Task description -> Give the number of lines containing the word "の外国人求職者の主な出身国", and nothing else.

☆ ☆ ☆ ☆ ☆ ☆ ☆

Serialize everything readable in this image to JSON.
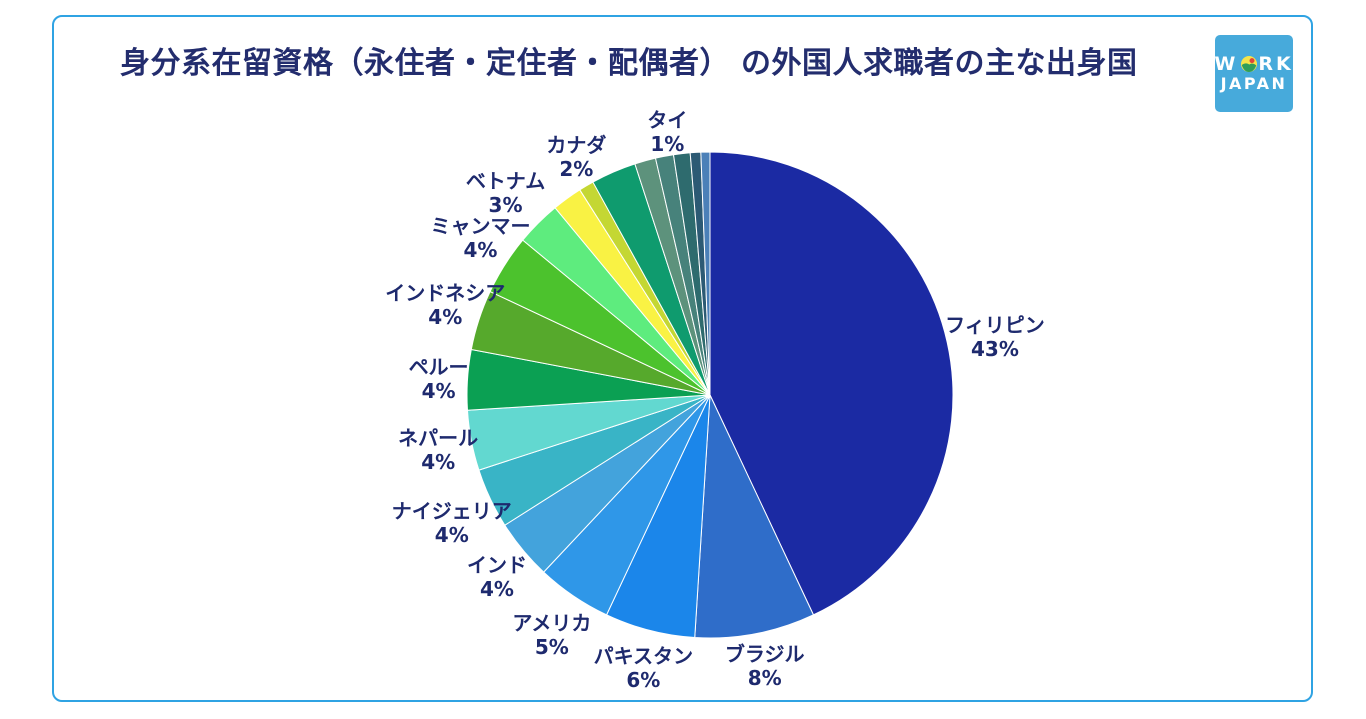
{
  "card": {
    "border_color": "#2fa3e3",
    "background": "#ffffff"
  },
  "title": {
    "text": "身分系在留資格（永住者・定住者・配偶者） の外国人求職者の主な出身国",
    "color": "#232d6e"
  },
  "logo": {
    "word1_prefix": "W",
    "word1_suffix": "RK",
    "word2": "JAPAN",
    "bg_color": "#47aadb",
    "text_color": "#ffffff",
    "globe_colors": {
      "body": "#f5e44a",
      "sun": "#e0453c",
      "land": "#2f9e5a"
    }
  },
  "chart_data": {
    "type": "pie",
    "title": "身分系在留資格（永住者・定住者・配偶者） の外国人求職者の主な出身国",
    "unit": "%",
    "direction": "clockwise",
    "start_angle_deg": 0,
    "legend_position": "outside-radial-labels",
    "slices": [
      {
        "label": "フィリピン",
        "value": 43,
        "display_pct": "43%",
        "color": "#1b2aa3",
        "labeled": true
      },
      {
        "label": "ブラジル",
        "value": 8,
        "display_pct": "8%",
        "color": "#2f6dc9",
        "labeled": true
      },
      {
        "label": "パキスタン",
        "value": 6,
        "display_pct": "6%",
        "color": "#1b86ea",
        "labeled": true
      },
      {
        "label": "アメリカ",
        "value": 5,
        "display_pct": "5%",
        "color": "#2f97e8",
        "labeled": true
      },
      {
        "label": "インド",
        "value": 4,
        "display_pct": "4%",
        "color": "#43a3dc",
        "labeled": true
      },
      {
        "label": "ナイジェリア",
        "value": 4,
        "display_pct": "4%",
        "color": "#39b4c6",
        "labeled": true
      },
      {
        "label": "ネパール",
        "value": 4,
        "display_pct": "4%",
        "color": "#62d8d0",
        "labeled": true
      },
      {
        "label": "ペルー",
        "value": 4,
        "display_pct": "4%",
        "color": "#0ba053",
        "labeled": true
      },
      {
        "label": "インドネシア",
        "value": 4,
        "display_pct": "4%",
        "color": "#56a92c",
        "labeled": true
      },
      {
        "label": "ミャンマー",
        "value": 4,
        "display_pct": "4%",
        "color": "#4cc22d",
        "labeled": true
      },
      {
        "label": "ベトナム",
        "value": 3,
        "display_pct": "3%",
        "color": "#5eec7e",
        "labeled": true
      },
      {
        "label": "カナダ",
        "value": 2,
        "display_pct": "2%",
        "color": "#f9f244",
        "labeled": true
      },
      {
        "label": "タイ",
        "value": 1,
        "display_pct": "1%",
        "color": "#c4d733",
        "labeled": true
      },
      {
        "label": "",
        "value": 3.0,
        "color": "#0f9b6e",
        "labeled": false
      },
      {
        "label": "",
        "value": 1.4,
        "color": "#5d927c",
        "labeled": false
      },
      {
        "label": "",
        "value": 1.2,
        "color": "#47827b",
        "labeled": false
      },
      {
        "label": "",
        "value": 1.1,
        "color": "#2e6b6e",
        "labeled": false
      },
      {
        "label": "",
        "value": 0.7,
        "color": "#2c5a74",
        "labeled": false
      },
      {
        "label": "",
        "value": 0.6,
        "color": "#4b80b8",
        "labeled": false
      }
    ]
  }
}
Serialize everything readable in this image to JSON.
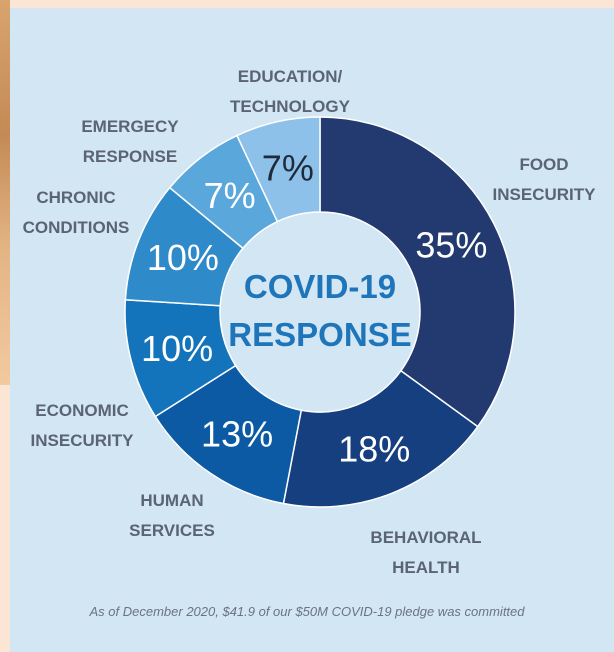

☆ ☆ ☆ ☆ ☆ ☆ ☆

Result of this task -> 2